- **INSTRUCTIONS FOR THE TASK**: Check each line below for the word "ylabel", and copy those that have it.

- **EXTRACTED INFORMATION**:
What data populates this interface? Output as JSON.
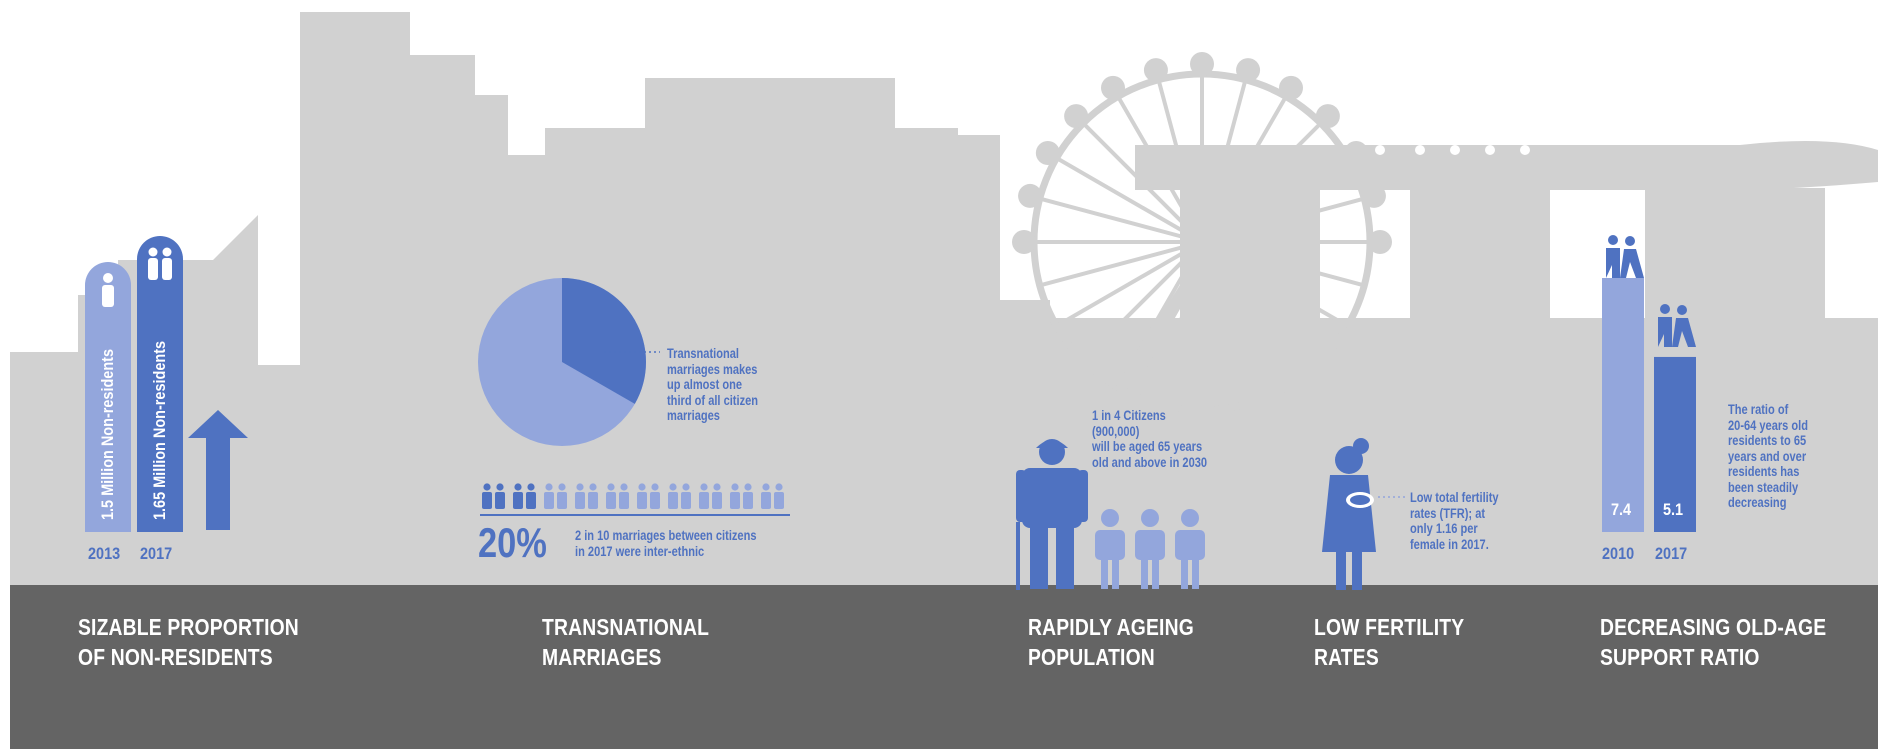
{
  "colors": {
    "skyline": "#d1d1d1",
    "footer": "#646464",
    "primary_blue": "#4f72c1",
    "light_blue": "#93a6dc",
    "text_white": "#ffffff"
  },
  "sections": {
    "non_residents": {
      "title": "SIZABLE PROPORTION\nOF NON-RESIDENTS",
      "bars": [
        {
          "year": "2013",
          "label": "1.5 Million Non-residents",
          "value_millions": 1.5
        },
        {
          "year": "2017",
          "label": "1.65 Million Non-residents",
          "value_millions": 1.65
        }
      ],
      "icons": [
        "person-icon",
        "two-people-icon",
        "up-arrow-icon"
      ]
    },
    "transnational": {
      "title": "TRANSNATIONAL\nMARRIAGES",
      "pie_note": "Transnational\nmarriages makes\nup almost one\nthird of all citizen\nmarriages",
      "pie_fraction": 0.333,
      "percent": "20%",
      "percent_note": "2 in 10 marriages between citizens\nin 2017 were inter-ethnic",
      "couples_highlighted": 2,
      "couples_total": 10
    },
    "ageing": {
      "title": "RAPIDLY AGEING\nPOPULATION",
      "note": "1 in 4 Citizens\n(900,000)\nwill be aged 65 years\nold and above in 2030",
      "icons": [
        "elderly-person-icon",
        "person-icon"
      ]
    },
    "fertility": {
      "title": "LOW FERTILITY\nRATES",
      "note": "Low total fertility\nrates (TFR); at\nonly 1.16 per\nfemale in 2017.",
      "icons": [
        "mother-baby-icon"
      ]
    },
    "support_ratio": {
      "title": "DECREASING OLD-AGE\nSUPPORT RATIO",
      "bars": [
        {
          "year": "2010",
          "value": "7.4",
          "ratio": 7.4
        },
        {
          "year": "2017",
          "value": "5.1",
          "ratio": 5.1
        }
      ],
      "note": "The ratio of\n20-64 years old\nresidents to 65\nyears and over\nresidents has\nbeen steadily\ndecreasing",
      "icons": [
        "caregiver-icon"
      ]
    }
  }
}
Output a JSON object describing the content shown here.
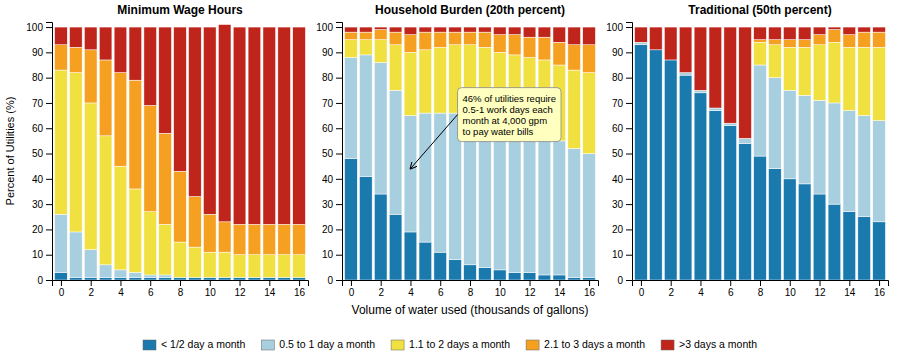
{
  "chart_data": [
    {
      "type": "bar",
      "stacked": true,
      "title": "Minimum Wage Hours",
      "ylabel": "Percent of Utilities (%)",
      "x": [
        0,
        1,
        2,
        3,
        4,
        5,
        6,
        7,
        8,
        9,
        10,
        11,
        12,
        13,
        14,
        15,
        16
      ],
      "xlim": [
        -0.6,
        16.6
      ],
      "xticks": [
        0,
        2,
        4,
        6,
        8,
        10,
        12,
        14,
        16
      ],
      "ylim": [
        0,
        102
      ],
      "yticks": [
        0,
        10,
        20,
        30,
        40,
        50,
        60,
        70,
        80,
        90,
        100
      ],
      "legend": "bottom",
      "series": [
        {
          "name": "< 1/2 day a month",
          "color": "#1a7aad",
          "values": [
            3,
            1,
            1,
            1,
            1,
            1,
            1,
            1,
            1,
            1,
            1,
            1,
            1,
            1,
            1,
            1,
            1
          ]
        },
        {
          "name": "0.5 to 1 day a month",
          "color": "#a8cfe0",
          "values": [
            23,
            18,
            11,
            5,
            3,
            2,
            1,
            1,
            0,
            0,
            0,
            0,
            0,
            0,
            0,
            0,
            0
          ]
        },
        {
          "name": "1.1 to 2 days a month",
          "color": "#f0e040",
          "values": [
            57,
            63,
            58,
            51,
            41,
            33,
            25,
            20,
            14,
            12,
            10,
            10,
            9,
            9,
            9,
            9,
            9
          ]
        },
        {
          "name": "2.1 to 3 days a month",
          "color": "#f5a020",
          "values": [
            10,
            10,
            21,
            30,
            37,
            43,
            42,
            36,
            28,
            20,
            15,
            12,
            12,
            12,
            12,
            12,
            12
          ]
        },
        {
          "name": ">3 days a month",
          "color": "#c0251b",
          "values": [
            7,
            8,
            9,
            13,
            18,
            21,
            31,
            42,
            57,
            67,
            74,
            78,
            78,
            78,
            78,
            78,
            78
          ]
        }
      ]
    },
    {
      "type": "bar",
      "stacked": true,
      "title": "Household Burden (20th percent)",
      "xlabel": "Volume of water used (thousands of gallons)",
      "x": [
        0,
        1,
        2,
        3,
        4,
        5,
        6,
        7,
        8,
        9,
        10,
        11,
        12,
        13,
        14,
        15,
        16
      ],
      "xlim": [
        -0.6,
        16.6
      ],
      "xticks": [
        0,
        2,
        4,
        6,
        8,
        10,
        12,
        14,
        16
      ],
      "ylim": [
        0,
        102
      ],
      "yticks": [
        0,
        10,
        20,
        30,
        40,
        50,
        60,
        70,
        80,
        90,
        100
      ],
      "annotations": [
        {
          "text": "46% of utilities require\n0.5-1 work days each\nmonth at 4,000 gpm\nto pay water bills",
          "xy": [
            4.0,
            44
          ],
          "xytext": [
            7.5,
            65
          ]
        }
      ],
      "series": [
        {
          "name": "< 1/2 day a month",
          "color": "#1a7aad",
          "values": [
            48,
            41,
            34,
            26,
            19,
            15,
            11,
            8,
            6,
            5,
            4,
            3,
            3,
            2,
            2,
            1,
            1
          ]
        },
        {
          "name": "0.5 to 1 day a month",
          "color": "#a8cfe0",
          "values": [
            40,
            48,
            52,
            49,
            46,
            51,
            55,
            58,
            60,
            60,
            60,
            59,
            57,
            56,
            53,
            51,
            49
          ]
        },
        {
          "name": "1.1 to 2 days a month",
          "color": "#f0e040",
          "values": [
            7,
            6,
            9,
            18,
            25,
            25,
            26,
            27,
            27,
            27,
            26,
            27,
            28,
            29,
            30,
            31,
            32
          ]
        },
        {
          "name": "2.1 to 3 days a month",
          "color": "#f5a020",
          "values": [
            3,
            3,
            4,
            5,
            7,
            7,
            6,
            5,
            5,
            6,
            7,
            8,
            8,
            9,
            9,
            10,
            11
          ]
        },
        {
          "name": ">3 days a month",
          "color": "#c0251b",
          "values": [
            2,
            2,
            1,
            2,
            3,
            2,
            2,
            2,
            2,
            2,
            3,
            3,
            4,
            4,
            6,
            7,
            7
          ]
        }
      ]
    },
    {
      "type": "bar",
      "stacked": true,
      "title": "Traditional (50th percent)",
      "x": [
        0,
        1,
        2,
        3,
        4,
        5,
        6,
        7,
        8,
        9,
        10,
        11,
        12,
        13,
        14,
        15,
        16
      ],
      "xlim": [
        -0.6,
        16.6
      ],
      "xticks": [
        0,
        2,
        4,
        6,
        8,
        10,
        12,
        14,
        16
      ],
      "ylim": [
        0,
        102
      ],
      "yticks": [
        0,
        10,
        20,
        30,
        40,
        50,
        60,
        70,
        80,
        90,
        100
      ],
      "series": [
        {
          "name": "< 1/2 day a month",
          "color": "#1a7aad",
          "values": [
            93,
            91,
            87,
            81,
            74,
            67,
            61,
            54,
            49,
            44,
            40,
            38,
            34,
            30,
            27,
            25,
            23
          ]
        },
        {
          "name": "0.5 to 1 day a month",
          "color": "#a8cfe0",
          "values": [
            1,
            0,
            0,
            1,
            1,
            1,
            1,
            2,
            36,
            36,
            35,
            35,
            37,
            40,
            40,
            40,
            40
          ]
        },
        {
          "name": "1.1 to 2 days a month",
          "color": "#f0e040",
          "values": [
            0,
            0,
            0,
            0,
            0,
            0,
            0,
            0,
            9,
            13,
            17,
            19,
            22,
            24,
            25,
            27,
            29
          ]
        },
        {
          "name": "2.1 to 3 days a month",
          "color": "#f5a020",
          "values": [
            0,
            0,
            0,
            0,
            0,
            0,
            0,
            0,
            1,
            2,
            3,
            3,
            4,
            5,
            5,
            6,
            6
          ]
        },
        {
          "name": ">3 days a month",
          "color": "#c0251b",
          "values": [
            6,
            9,
            13,
            18,
            25,
            32,
            38,
            44,
            5,
            5,
            5,
            5,
            3,
            1,
            3,
            2,
            2
          ]
        }
      ]
    }
  ]
}
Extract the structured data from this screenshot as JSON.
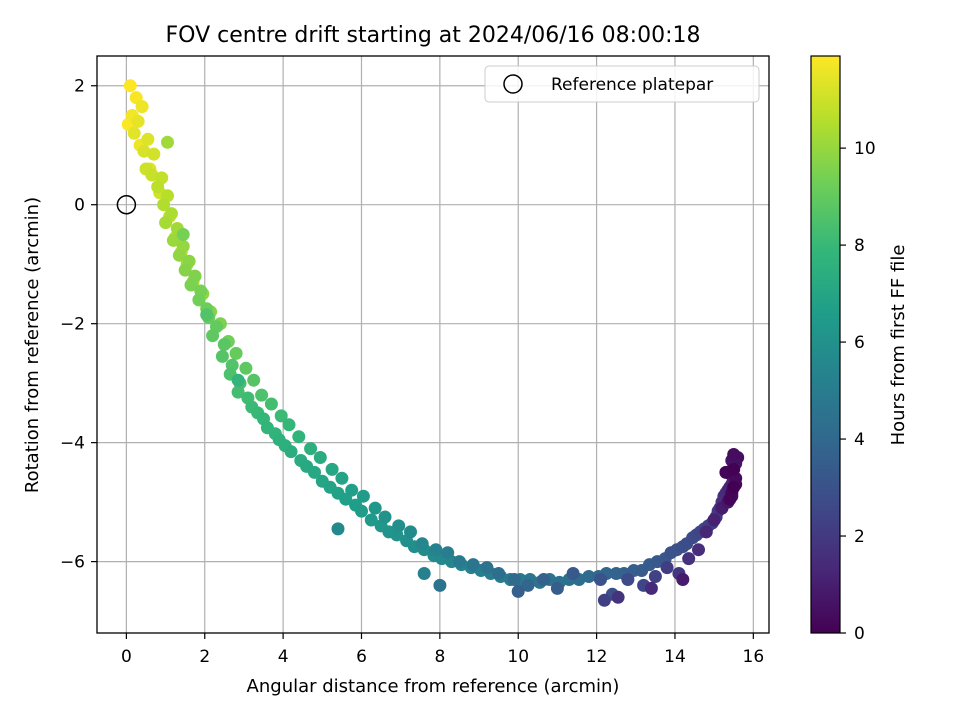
{
  "chart_data": {
    "type": "scatter",
    "title": "FOV centre drift starting at 2024/06/16 08:00:18",
    "xlabel": "Angular distance from reference (arcmin)",
    "ylabel": "Rotation from reference (arcmin)",
    "xlim": [
      -0.75,
      16.4
    ],
    "ylim": [
      -7.2,
      2.5
    ],
    "xticks": [
      0,
      2,
      4,
      6,
      8,
      10,
      12,
      14,
      16
    ],
    "yticks": [
      -6,
      -4,
      -2,
      0,
      2
    ],
    "grid": true,
    "legend": {
      "position": "top-right",
      "entries": [
        {
          "label": "Reference platepar",
          "marker": "open-circle"
        }
      ]
    },
    "reference_point": {
      "label": "Reference platepar",
      "x": 0,
      "y": 0
    },
    "colorbar": {
      "label": "Hours from first FF file",
      "range": [
        0,
        11.9
      ],
      "ticks": [
        0,
        2,
        4,
        6,
        8,
        10
      ],
      "colormap": "viridis",
      "colormap_stops": [
        "#440154",
        "#482878",
        "#3e4a89",
        "#31688e",
        "#26828e",
        "#1f9e89",
        "#35b779",
        "#6ece58",
        "#b5de2b",
        "#fde725"
      ]
    },
    "series": [
      {
        "hours": [
          11.9,
          11.8,
          11.7,
          11.6,
          11.5,
          11.4,
          11.3,
          11.2,
          11.1,
          11.0,
          10.9,
          10.8,
          10.7,
          10.6,
          10.5,
          10.4,
          10.3,
          10.2,
          10.1,
          10.0,
          9.9,
          9.8,
          9.7,
          9.6,
          9.5,
          9.4,
          9.3,
          9.2,
          9.1,
          9.0,
          8.9,
          8.8,
          8.7,
          8.6,
          8.5,
          8.4,
          8.3,
          8.2,
          8.1,
          8.0,
          7.9,
          7.8,
          7.7,
          7.6,
          7.5,
          7.4,
          7.3,
          7.2,
          7.1,
          7.0,
          6.9,
          6.8,
          6.7,
          6.6,
          6.5,
          6.4,
          6.3,
          6.2,
          6.1,
          6.0,
          5.9,
          5.8,
          5.7,
          5.6,
          5.5,
          5.4,
          5.3,
          5.2,
          5.1,
          5.0,
          4.9,
          4.8,
          4.7,
          4.6,
          4.5,
          4.4,
          4.3,
          4.2,
          4.1,
          4.0,
          3.9,
          3.8,
          3.7,
          3.6,
          3.5,
          3.4,
          3.3,
          3.2,
          3.1,
          3.0,
          2.9,
          2.8,
          2.7,
          2.6,
          2.5,
          2.4,
          2.3,
          2.2,
          2.1,
          2.0,
          1.9,
          1.8,
          1.7,
          1.6,
          1.5,
          1.4,
          1.3,
          1.2,
          1.1,
          1.0,
          0.9,
          0.8,
          0.7,
          0.6,
          0.5,
          0.4,
          0.3,
          0.2,
          0.1,
          0.0,
          11.85,
          11.6,
          11.3,
          11.1,
          10.9,
          10.7,
          10.5,
          10.3,
          10.1,
          9.9,
          9.7,
          9.5,
          9.3,
          9.1,
          8.9,
          8.7,
          8.5,
          8.3,
          8.1,
          7.9,
          7.7,
          7.5,
          7.3,
          7.1,
          6.9,
          6.7,
          6.5,
          6.3,
          6.1,
          5.9,
          5.7,
          5.5,
          5.3,
          5.1,
          4.9,
          4.7,
          4.5,
          4.3,
          4.1,
          3.9,
          3.7,
          3.5,
          3.3,
          3.1,
          2.9,
          2.7,
          2.5,
          2.3,
          2.1,
          1.9,
          1.7,
          1.5,
          1.3,
          1.1,
          0.9,
          0.7,
          0.5,
          0.3,
          0.15,
          0.05,
          10.2,
          9.4,
          8.6,
          7.8,
          5.6,
          5.2,
          4.6,
          3.6,
          2.2,
          1.8,
          1.4,
          0.9
        ],
        "x": [
          0.1,
          0.25,
          0.15,
          0.4,
          0.3,
          0.2,
          0.55,
          0.45,
          0.7,
          0.5,
          0.65,
          0.9,
          0.8,
          1.05,
          0.95,
          1.15,
          1.0,
          1.3,
          1.2,
          1.45,
          1.35,
          1.6,
          1.5,
          1.75,
          1.65,
          1.9,
          1.85,
          2.05,
          2.1,
          2.3,
          2.2,
          2.5,
          2.45,
          2.7,
          2.65,
          2.9,
          2.85,
          3.1,
          3.2,
          3.35,
          3.5,
          3.6,
          3.8,
          3.9,
          4.05,
          4.2,
          4.45,
          4.6,
          4.8,
          5.0,
          5.2,
          5.4,
          5.6,
          5.85,
          6.0,
          6.25,
          6.5,
          6.7,
          6.9,
          7.15,
          7.35,
          7.6,
          7.85,
          8.05,
          8.3,
          8.55,
          8.8,
          9.05,
          9.3,
          9.55,
          9.8,
          10.05,
          10.3,
          10.55,
          10.8,
          11.05,
          11.3,
          11.55,
          11.8,
          12.05,
          12.25,
          12.5,
          12.7,
          12.95,
          13.15,
          13.35,
          13.55,
          13.75,
          13.9,
          14.05,
          14.2,
          14.3,
          14.45,
          14.55,
          14.65,
          14.75,
          14.85,
          14.95,
          15.0,
          15.05,
          15.1,
          15.15,
          15.2,
          15.25,
          15.3,
          15.35,
          15.4,
          15.45,
          15.5,
          15.45,
          15.4,
          15.5,
          15.55,
          15.45,
          15.6,
          15.5,
          15.55,
          15.45,
          15.4,
          15.5,
          0.05,
          0.35,
          0.6,
          0.85,
          1.1,
          1.25,
          1.4,
          1.55,
          1.7,
          1.95,
          2.15,
          2.4,
          2.6,
          2.8,
          3.05,
          3.25,
          3.45,
          3.7,
          3.95,
          4.15,
          4.4,
          4.7,
          4.95,
          5.25,
          5.5,
          5.75,
          6.05,
          6.35,
          6.6,
          6.95,
          7.25,
          7.55,
          7.9,
          8.2,
          8.5,
          8.85,
          9.2,
          9.5,
          9.9,
          10.25,
          10.65,
          11.0,
          11.4,
          12.1,
          12.4,
          12.8,
          13.2,
          13.5,
          13.8,
          14.1,
          14.35,
          14.6,
          14.8,
          15.0,
          15.2,
          15.35,
          15.45,
          15.55,
          15.3,
          15.5,
          1.05,
          1.45,
          2.05,
          2.85,
          5.4,
          7.6,
          8.0,
          10.0,
          12.2,
          12.55,
          13.4,
          14.2
        ],
        "y": [
          2.0,
          1.8,
          1.5,
          1.65,
          1.4,
          1.2,
          1.1,
          0.9,
          0.85,
          0.6,
          0.5,
          0.45,
          0.3,
          0.15,
          0.0,
          -0.15,
          -0.3,
          -0.4,
          -0.6,
          -0.7,
          -0.85,
          -0.95,
          -1.1,
          -1.2,
          -1.35,
          -1.45,
          -1.6,
          -1.75,
          -1.9,
          -2.05,
          -2.2,
          -2.35,
          -2.55,
          -2.7,
          -2.85,
          -3.0,
          -3.15,
          -3.25,
          -3.4,
          -3.5,
          -3.6,
          -3.75,
          -3.85,
          -3.95,
          -4.05,
          -4.15,
          -4.3,
          -4.4,
          -4.5,
          -4.65,
          -4.75,
          -4.85,
          -4.95,
          -5.05,
          -5.15,
          -5.3,
          -5.4,
          -5.5,
          -5.55,
          -5.65,
          -5.75,
          -5.8,
          -5.9,
          -5.95,
          -6.0,
          -6.05,
          -6.1,
          -6.15,
          -6.2,
          -6.25,
          -6.3,
          -6.3,
          -6.3,
          -6.35,
          -6.3,
          -6.35,
          -6.3,
          -6.3,
          -6.25,
          -6.25,
          -6.2,
          -6.2,
          -6.2,
          -6.15,
          -6.15,
          -6.05,
          -6.0,
          -5.95,
          -5.85,
          -5.8,
          -5.75,
          -5.7,
          -5.6,
          -5.55,
          -5.5,
          -5.45,
          -5.4,
          -5.35,
          -5.3,
          -5.25,
          -5.15,
          -5.1,
          -5.0,
          -4.9,
          -4.85,
          -4.8,
          -4.75,
          -4.7,
          -4.6,
          -4.55,
          -4.5,
          -4.4,
          -4.35,
          -4.3,
          -4.25,
          -4.2,
          -4.6,
          -4.85,
          -4.95,
          -4.75,
          1.35,
          1.0,
          0.6,
          0.2,
          -0.2,
          -0.55,
          -0.8,
          -1.0,
          -1.3,
          -1.5,
          -1.8,
          -2.0,
          -2.3,
          -2.5,
          -2.75,
          -2.95,
          -3.2,
          -3.35,
          -3.55,
          -3.7,
          -3.9,
          -4.1,
          -4.25,
          -4.45,
          -4.6,
          -4.8,
          -4.9,
          -5.1,
          -5.25,
          -5.4,
          -5.5,
          -5.7,
          -5.8,
          -5.85,
          -6.0,
          -6.05,
          -6.1,
          -6.2,
          -6.3,
          -6.4,
          -6.3,
          -6.45,
          -6.2,
          -6.3,
          -6.55,
          -6.3,
          -6.4,
          -6.25,
          -6.1,
          -6.2,
          -5.95,
          -5.8,
          -5.5,
          -5.3,
          -5.1,
          -5.0,
          -4.9,
          -4.7,
          -4.5,
          -4.45,
          1.05,
          -0.5,
          -1.85,
          -2.95,
          -5.45,
          -6.2,
          -6.4,
          -6.5,
          -6.65,
          -6.6,
          -6.45,
          -6.3
        ]
      }
    ]
  }
}
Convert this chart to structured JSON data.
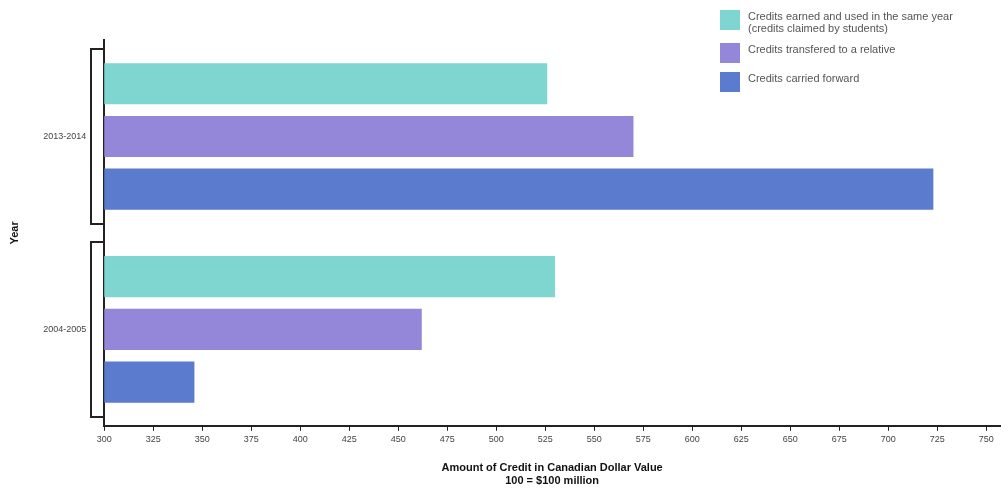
{
  "chart_data": {
    "type": "bar",
    "orientation": "horizontal",
    "xlabel": "Amount of Credit in Canadian Dollar Value\n100 = $100 million",
    "ylabel": "Year",
    "categories": [
      "2013-2014",
      "2004-2005"
    ],
    "series": [
      {
        "name": "Credits earned and used in the same year (credits claimed by students)",
        "color": "#7fd6d0",
        "values": [
          526,
          530
        ]
      },
      {
        "name": "Credits transfered to a relative",
        "color": "#9486d8",
        "values": [
          570,
          462
        ]
      },
      {
        "name": "Credits carried forward",
        "color": "#5b7bcf",
        "values": [
          723,
          346
        ]
      }
    ],
    "xlim": [
      300,
      757
    ],
    "xticks": [
      300,
      325,
      350,
      375,
      400,
      425,
      450,
      475,
      500,
      525,
      550,
      575,
      600,
      625,
      650,
      675,
      700,
      725,
      750
    ],
    "grid": false,
    "legend": "top right"
  }
}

- **RESULT FOR THIS EXERCISE**:
      "ylabel": "Percent of Utilities (%)",
    "ylabel": "Rotation from reference (arcmin)",
    "ylabel": "Year",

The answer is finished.